DATASET RECORDS:
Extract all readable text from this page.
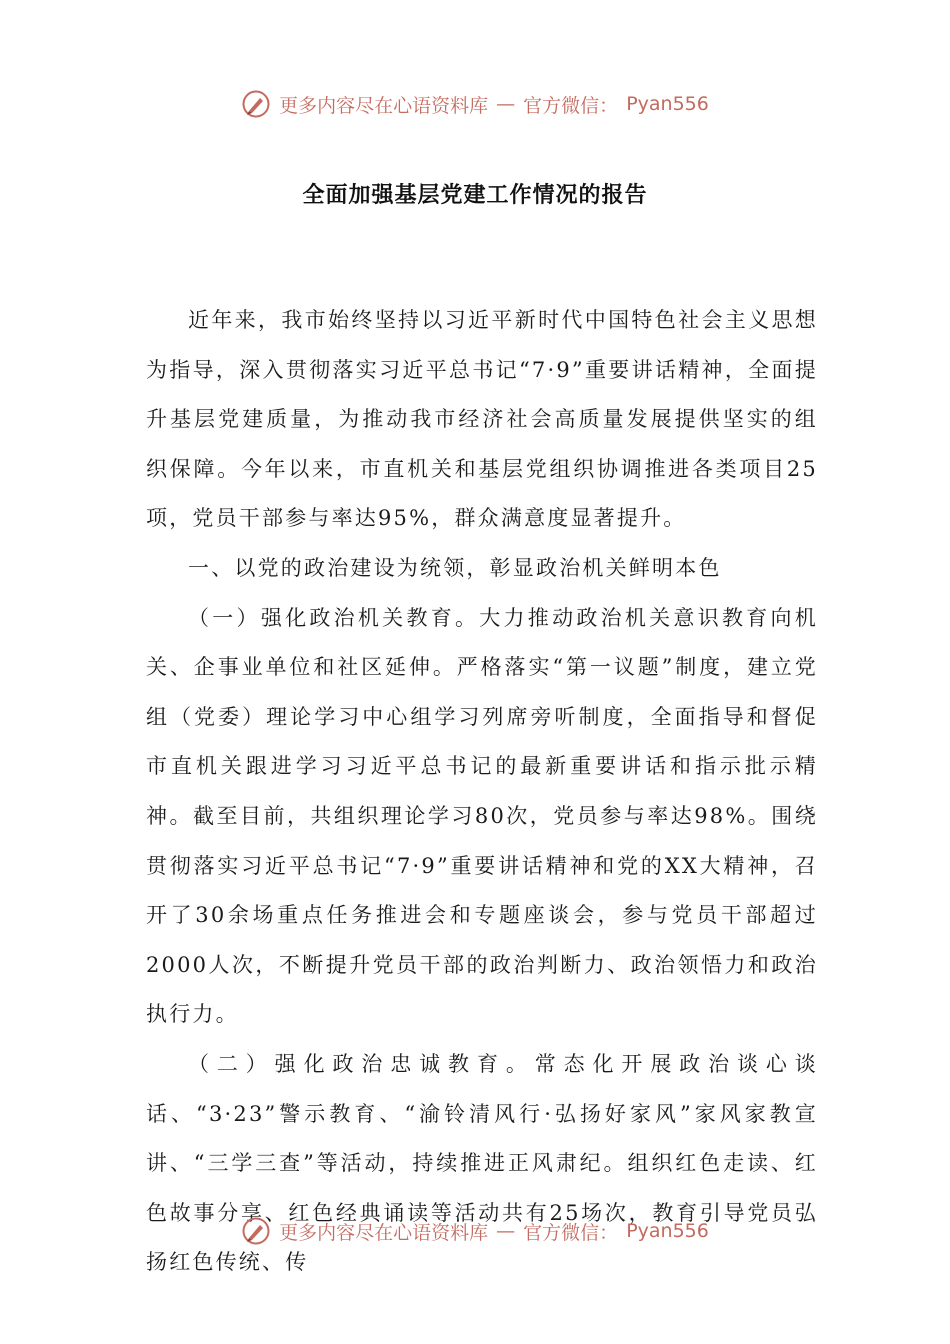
更多内容尽在心语资料库 — 官方微信： Pyan556
全面加强基层党建工作情况的报告

近年来，我市始终坚持以习近平新时代中国特色社会主义思想为指导，深入贯彻落实习近平总书记“7·9”重要讲话精神，全面提升基层党建质量，为推动我市经济社会高质量发展提供坚实的组织保障。今年以来，市直机关和基层党组织协调推进各类项目25项，党员干部参与率达95%，群众满意度显著提升。

一、以党的政治建设为统领，彰显政治机关鲜明本色

（一）强化政治机关教育。大力推动政治机关意识教育向机关、企事业单位和社区延伸。严格落实“第一议题”制度，建立党组（党委）理论学习中心组学习列席旁听制度，全面指导和督促市直机关跟进学习习近平总书记的最新重要讲话和指示批示精神。截至目前，共组织理论学习80次，党员参与率达98%。围绕贯彻落实习近平总书记“7·9”重要讲话精神和党的XX大精神，召开了30余场重点任务推进会和专题座谈会，参与党员干部超过2000人次，不断提升党员干部的政治判断力、政治领悟力和政治执行力。

（二）强化政治忠诚教育。常态化开展政治谈心谈话、“3·23”警示教育、“渝铃清风行·弘扬好家风”家风家教宣讲、“三学三查”等活动，持续推进正风肃纪。组织红色走读、红色故事分享、红色经典诵读等活动共有25场次，教育引导党员弘扬红色传统、传

更多内容尽在心语资料库 — 官方微信： Pyan556
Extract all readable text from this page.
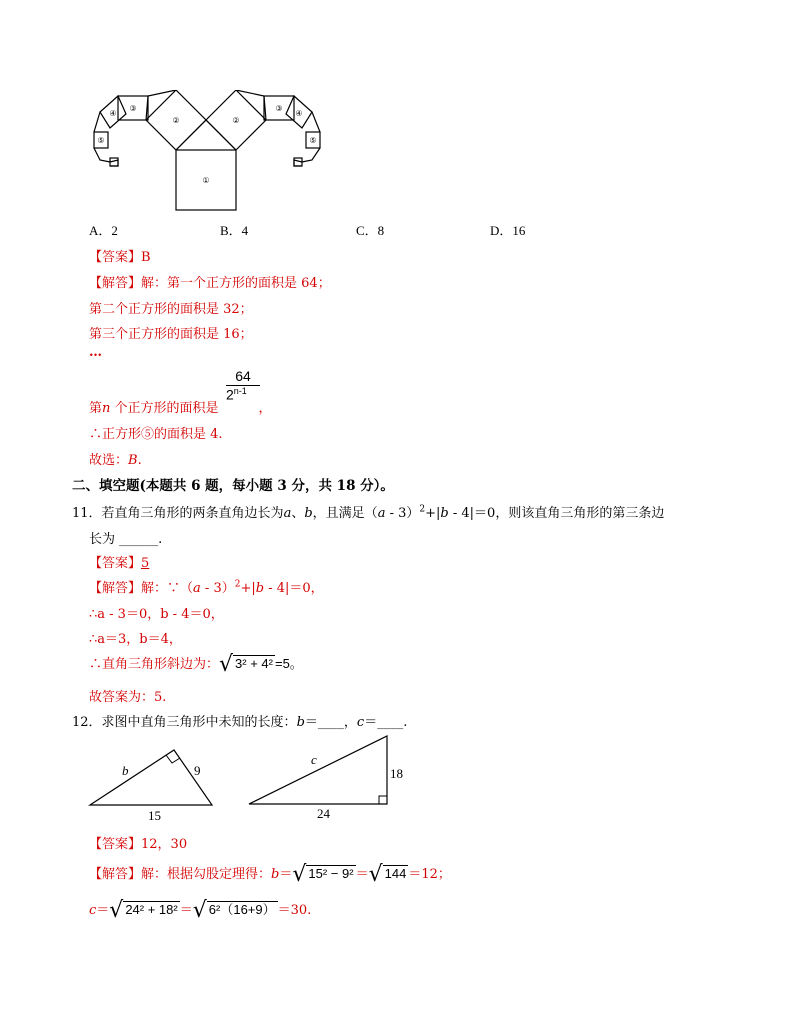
①
②
③
④
⑤
②
③
④
⑤
A．2	B．4	C．8	D．16
【答案】B
【解答】解：第一个正方形的面积是 64；
第二个正方形的面积是 32；
第三个正方形的面积是 16；
…
64
2$^{n-1}$
第n 个正方形的面积是	，
∴正方形⑤的面积是 4.
故选：B.
二、填空题(本题共 6 题，每小题 3 分，共 18 分）。
11．若直角三角形的两条直角边长为a、b，且满足（a - 3）$^2$+|b - 4|＝0，则该直角三角形的第三条边
长为 ______.
【答案】5
【解答】解：∵（a - 3）$^2$+|b - 4|＝0，
∴a - 3＝0，b - 4＝0，
∴a＝3，b＝4，
∴直角三角形斜边为：√ 3² + 4² =5。
故答案为：5.
12．求图中直角三角形中未知的长度：b＝____，c＝____.
b	9
15
c
18
24
【答案】12，30
【解答】解：根据勾股定理得：b＝√ 15² − 9² ＝√ 144 ＝12；
c＝√ 24² + 18² ＝√ 6²（16+9） ＝30.
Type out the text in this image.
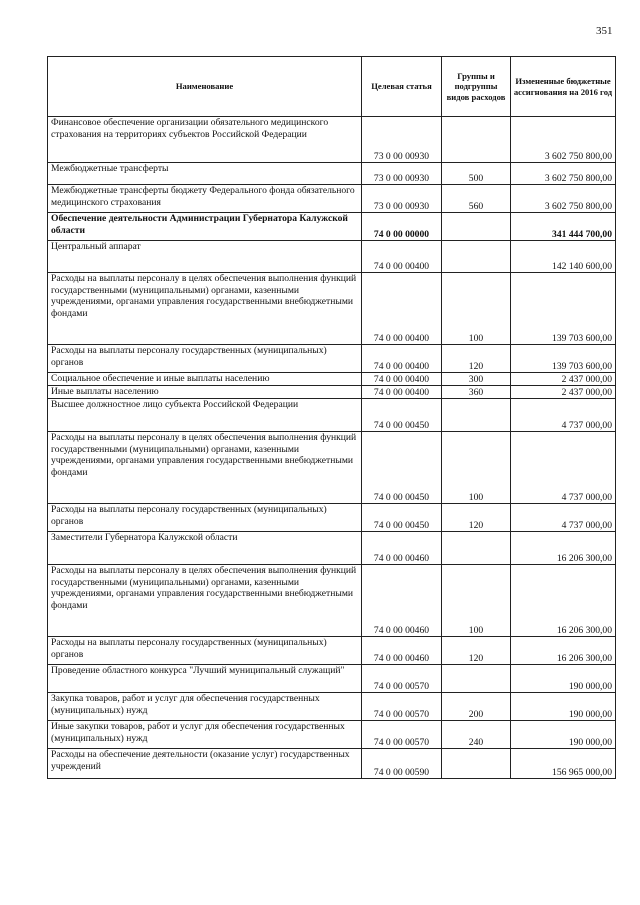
351
Наименование	Целевая статья	Группы и подгруппы видов расходов	Измененные бюджетные ассигнования на 2016 год
Финансовое обеспечение организации обязательного медицинского страхования на территориях субъектов Российской Федерации	73 0 00 00930		3 602 750 800,00
Межбюджетные трансферты	73 0 00 00930	500	3 602 750 800,00
Межбюджетные трансферты бюджету Федерального фонда обязательного медицинского страхования	73 0 00 00930	560	3 602 750 800,00
Обеспечение деятельности Администрации Губернатора Калужской области	74 0 00 00000		341 444 700,00
Центральный аппарат	74 0 00 00400		142 140 600,00
Расходы на выплаты персоналу в целях обеспечения выполнения функций государственными (муниципальными) органами, казенными учреждениями, органами управления государственными внебюджетными фондами	74 0 00 00400	100	139 703 600,00
Расходы на выплаты персоналу государственных (муниципальных) органов	74 0 00 00400	120	139 703 600,00
Социальное обеспечение и иные выплаты населению	74 0 00 00400	300	2 437 000,00
Иные выплаты населению	74 0 00 00400	360	2 437 000,00
Высшее должностное лицо субъекта Российской Федерации	74 0 00 00450		4 737 000,00
Расходы на выплаты персоналу в целях обеспечения выполнения функций государственными (муниципальными) органами, казенными учреждениями, органами управления государственными внебюджетными фондами	74 0 00 00450	100	4 737 000,00
Расходы на выплаты персоналу государственных (муниципальных) органов	74 0 00 00450	120	4 737 000,00
Заместители Губернатора Калужской области	74 0 00 00460		16 206 300,00
Расходы на выплаты персоналу в целях обеспечения выполнения функций государственными (муниципальными) органами, казенными учреждениями, органами управления государственными внебюджетными фондами	74 0 00 00460	100	16 206 300,00
Расходы на выплаты персоналу государственных (муниципальных) органов	74 0 00 00460	120	16 206 300,00
Проведение областного конкурса "Лучший муниципальный служащий"	74 0 00 00570		190 000,00
Закупка товаров, работ и услуг для обеспечения государственных (муниципальных) нужд	74 0 00 00570	200	190 000,00
Иные закупки товаров, работ и услуг для обеспечения государственных (муниципальных) нужд	74 0 00 00570	240	190 000,00
Расходы на обеспечение деятельности (оказание услуг) государственных учреждений	74 0 00 00590		156 965 000,00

SHORT PROBLEM: For each line of the listing that holds the word "Губернатора", show that line.

RESPONSE TO THE TASK:
Обеспечение деятельности Администрации Губернатора Калужской области	74 0 00 00000		341 444 700,00
Заместители Губернатора Калужской области	74 0 00 00460		16 206 300,00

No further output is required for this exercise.